- Your goal:
Which lines in the data records below contain the string "subitem"? Gather and copy each one.

[Data records]
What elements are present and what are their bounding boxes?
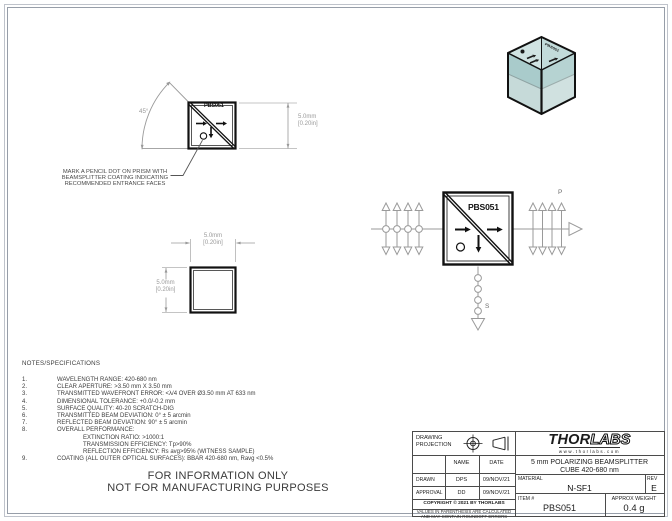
engineering-drawing-page: { "views": { "marking_view": { "cube_lab… [0,0,672,521]
note-item: 7.REFLECTED BEAM DEVIATION: 90° ± 5 arcm… [22,420,352,427]
cone-symbol-icon [493,437,508,451]
p-polarization-label: P [558,189,562,196]
approx-weight-label: APPROX WEIGHT [605,496,664,502]
note-item: 3.TRANSMITTED WAVEFRONT ERROR: <λ/4 OVER… [22,391,352,398]
marking-view-height-dim: 5.0mm [0.20in] [298,114,336,129]
beam-diagram-linework [371,192,582,330]
rev-label: REV [647,476,657,482]
logo-labs: LABS [590,432,630,448]
copyright-notice: COPYRIGHT © 2021 BY THORLABS [413,501,515,506]
note-subitem: EXTINCTION RATIO: >1000:1 [22,435,352,442]
item-number-label: ITEM # [518,496,534,502]
thorlabs-url: www.thorlabs.com [559,447,620,454]
approval-name: DD [445,490,479,496]
front-view-height-dim: 5.0mm [0.20in] [149,280,182,295]
note-item: 5.SURFACE QUALITY: 40-20 SCRATCH-DIG [22,406,352,413]
note-item: 2.CLEAR APERTURE: >3.50 mm X 3.50 mm [22,384,352,391]
pencil-dot-mark [521,50,525,54]
logo-thor: THOR [548,432,590,448]
drawn-name: DPS [445,477,479,483]
notes-list: 1.WAVELENGTH RANGE: 420-680 nm 2.CLEAR A… [22,377,352,463]
notes-heading: NOTES/SPECIFICATIONS [22,360,100,367]
approx-weight-value: 0.4 g [605,503,664,514]
approval-row-label: APPROVAL [416,490,443,496]
parenthesis-note: VALUES IN PARENTHESIS ARE CALCULATED AND… [413,510,515,520]
material-value: N-SF1 [515,483,644,493]
drawn-date: 09/NOV/21 [479,477,515,483]
title-block: DRAWING PROJECTION NAME DATE DRAWN DPS 0… [412,431,665,517]
pencil-dot-mark [457,243,465,251]
note-item: 1.WAVELENGTH RANGE: 420-680 nm [22,377,352,384]
drawn-row-label: DRAWN [416,477,435,483]
material-label: MATERIAL [518,476,543,482]
s-output-beam [472,267,485,331]
projection-symbols [460,434,514,453]
front-view-linework [162,239,255,313]
transmitted-beam-arrowhead [569,223,582,236]
note-subitem: TRANSMISSION EFFICIENCY: Tp>90% [22,442,352,449]
iso-cube [508,37,575,114]
name-column-header: NAME [445,460,479,466]
drawing-title: 5 mm POLARIZING BEAMSPLITTER CUBE 420-68… [515,459,664,475]
date-column-header: DATE [479,460,515,466]
front-view-width-dim: 5.0mm [0.20in] [196,233,230,248]
angle-dimension-label: 45° [139,108,148,115]
note-item: 6.TRANSMITTED BEAM DEVIATION: 0° ± 5 arc… [22,413,352,420]
note-item: 8.OVERALL PERFORMANCE: [22,427,352,434]
note-item: 4.DIMENSIONAL TOLERANCE: +0.0/-0.2 mm [22,399,352,406]
s-polarization-label: S [485,303,489,310]
marking-view-linework [141,82,297,176]
marking-view-cube-label: PBS051 [204,103,224,109]
note-item: 9.COATING (ALL OUTER OPTICAL SURFACES): … [22,456,352,463]
rev-value: E [645,483,664,493]
thorlabs-logo: THORLABS www.thorlabs.com [515,432,664,454]
pencil-dot-note: MARK A PENCIL DOT ON PRISM WITH BEAMSPLI… [58,169,172,188]
note-subitem: REFLECTION EFFICIENCY: Rs avg>95% (WITNE… [22,449,352,456]
item-number-value: PBS051 [515,503,604,513]
information-only-disclaimer: FOR INFORMATION ONLY NOT FOR MANUFACTURI… [96,471,340,494]
beam-diagram-cube-label: PBS051 [468,202,499,212]
approval-date: 09/NOV/21 [479,490,515,496]
drawing-projection-label: DRAWING PROJECTION [416,435,462,448]
pencil-dot-mark [200,133,206,139]
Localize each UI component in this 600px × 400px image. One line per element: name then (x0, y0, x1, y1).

- Task output:
note-subitem: EXTINCTION RATIO: >1000:1 [22,435,352,442]
note-subitem: TRANSMISSION EFFICIENCY: Tp>90% [22,442,352,449]
note-subitem: REFLECTION EFFICIENCY: Rs avg>95% (WITNE… [22,449,352,456]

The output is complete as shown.